What is required
Repeat exactly each line of the data provided below.

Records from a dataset
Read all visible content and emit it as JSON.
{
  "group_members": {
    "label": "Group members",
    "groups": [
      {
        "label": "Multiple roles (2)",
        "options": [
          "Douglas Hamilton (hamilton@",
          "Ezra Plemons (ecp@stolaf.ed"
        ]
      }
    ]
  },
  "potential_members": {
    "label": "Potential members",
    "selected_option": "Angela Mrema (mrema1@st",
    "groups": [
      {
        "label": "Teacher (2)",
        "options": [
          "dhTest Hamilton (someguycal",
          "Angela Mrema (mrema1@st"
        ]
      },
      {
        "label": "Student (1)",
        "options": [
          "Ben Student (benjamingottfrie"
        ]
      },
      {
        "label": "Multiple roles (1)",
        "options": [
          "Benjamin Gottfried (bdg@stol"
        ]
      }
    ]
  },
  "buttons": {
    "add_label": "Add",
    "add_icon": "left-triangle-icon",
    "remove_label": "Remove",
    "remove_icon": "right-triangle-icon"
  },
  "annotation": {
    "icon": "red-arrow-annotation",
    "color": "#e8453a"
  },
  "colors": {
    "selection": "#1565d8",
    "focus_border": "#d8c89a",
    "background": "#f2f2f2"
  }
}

Reply
Read all visible content and emit it as JSON.
{
  "group_members": {
    "label": "Group members",
    "groups": [
      {
        "label": "Multiple roles (2)",
        "options": [
          "Douglas Hamilton (hamilton@",
          "Ezra Plemons (ecp@stolaf.ed"
        ]
      }
    ]
  },
  "potential_members": {
    "label": "Potential members",
    "selected_option": "Angela Mrema (mrema1@st",
    "groups": [
      {
        "label": "Teacher (2)",
        "options": [
          "dhTest Hamilton (someguycal",
          "Angela Mrema (mrema1@st"
        ]
      },
      {
        "label": "Student (1)",
        "options": [
          "Ben Student (benjamingottfrie"
        ]
      },
      {
        "label": "Multiple roles (1)",
        "options": [
          "Benjamin Gottfried (bdg@stol"
        ]
      }
    ]
  },
  "buttons": {
    "add_label": "Add",
    "add_icon": "left-triangle-icon",
    "remove_label": "Remove",
    "remove_icon": "right-triangle-icon"
  },
  "annotation": {
    "icon": "red-arrow-annotation",
    "color": "#e8453a"
  },
  "colors": {
    "selection": "#1565d8",
    "focus_border": "#d8c89a",
    "background": "#f2f2f2"
  }
}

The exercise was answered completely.